■ Document segment ■
━━━━━━━━

Reputation: 8505
I have few very large(10GB) xml files, with the following structure. As you can see the file contains series of records. what i would like to do is search record based on one or multiple properties. The problem is that a simple grep would give me the line containing the property. So for example, grep might give me a line 100, line 300 and so on. But, i require is the capability to extract the relevant record element, not just the lines that met the match. Are there any unix utilities that can help?
<records>
<record seq="1">
<properties>
<property name="AssetId">1234</property>
</properties>
<message>messsage1</message>
</record>
<record seq="2">
<properties>
<property name="VI-ID">4567</property>
</properties>
<message>message2</message>
</record>
<records>
Upvotes: 0
Views: 4722
Reputation: 295649
xmlstarlet
allows you to run XPath from shell scripts; this is a perfect use case.
For instance:
xmlstarlet sel -t \
-m '//record[properties/property[@name="AssetId"][text()="1234"]]' \
-c .
will print the entire record having an AssetId property of 1234.

━━━━━━━━

[Stored data]
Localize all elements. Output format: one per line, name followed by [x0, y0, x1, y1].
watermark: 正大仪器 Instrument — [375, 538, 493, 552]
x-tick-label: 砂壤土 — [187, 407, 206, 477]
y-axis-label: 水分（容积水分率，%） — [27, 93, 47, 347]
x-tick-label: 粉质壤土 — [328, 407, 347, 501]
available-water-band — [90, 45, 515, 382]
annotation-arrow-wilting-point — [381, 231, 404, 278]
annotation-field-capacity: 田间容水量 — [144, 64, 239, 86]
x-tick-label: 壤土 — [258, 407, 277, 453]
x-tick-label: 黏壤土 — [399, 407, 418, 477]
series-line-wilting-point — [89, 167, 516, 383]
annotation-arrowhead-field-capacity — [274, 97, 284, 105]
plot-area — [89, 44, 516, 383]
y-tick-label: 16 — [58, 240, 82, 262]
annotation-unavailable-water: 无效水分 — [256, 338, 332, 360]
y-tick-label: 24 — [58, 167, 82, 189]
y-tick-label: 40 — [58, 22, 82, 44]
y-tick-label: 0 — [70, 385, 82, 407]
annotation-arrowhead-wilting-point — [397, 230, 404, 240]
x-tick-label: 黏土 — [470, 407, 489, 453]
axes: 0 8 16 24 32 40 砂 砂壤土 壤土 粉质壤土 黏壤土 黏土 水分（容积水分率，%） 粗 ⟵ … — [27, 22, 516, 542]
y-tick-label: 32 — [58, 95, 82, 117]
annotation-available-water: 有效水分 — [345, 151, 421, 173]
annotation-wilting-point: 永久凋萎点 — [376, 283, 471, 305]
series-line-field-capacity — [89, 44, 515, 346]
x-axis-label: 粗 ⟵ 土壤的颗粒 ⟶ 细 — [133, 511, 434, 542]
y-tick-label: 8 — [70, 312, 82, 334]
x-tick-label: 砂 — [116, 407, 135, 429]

━━━━━━━━

■ Exercise requirements ■
**1.** In the forum thread about searching large XML files, what does the xmlstarlet command in the reply print?
**2.** Extend the forum thread about searching large XML files, picking up after its final sentence.

■ Exercise answers ■
**1.** It prints the entire record that has an AssetId property of 1234.

**2.**
If you want to do multiple matches within one pass, this is supported too:
xmlstarlet sel \
-t -m '//record[properties/property[@name="AssetId"][text()="1234"]]' \
-c . -n -n \
-t -m '//record[properties/property/@name="VI-ID"]' \
-c . -n -n \
<input.xml
...this version will print either a record with an AssetID of 1234, or any record with a VI-ID
present with any value, and put two newlines after each record emitted.
Upvotes: 4
Reputation: 28049
In case you only want to use basic unix tools, here's a (stupid) little sed script that can extract out a property that is either on one line, or that spans multiple lines:
sed -n '
/<open>[^<]*<\/open>/ {
p
b
}
/<open>/,/<\/open>/ {
p
}' file.xml
Sample input:
<open>stuff</open>
<otherTag>
otherstuff
</otherTag>
<open>
morestuff
</open>
<otherTag>astlkj</otherTag>
Sample output:
<open>stuff</open>
<open>
morestuff
</open>
Not up for production use: if a tag has multiple attributes, this method quickly becomes difficult, cumbersome, and, if the xml is convoluted enough, impossible. But it ought to do for parsing out information here and there.
Upvotes: 0
Reputation: 49118
Probably the simplest way is to use the -C
option to grep
. It will print the specified number of lines around each match. Yes, it won't stop exactly on a record boundary, but usually just insuring it's included is enough for my needs.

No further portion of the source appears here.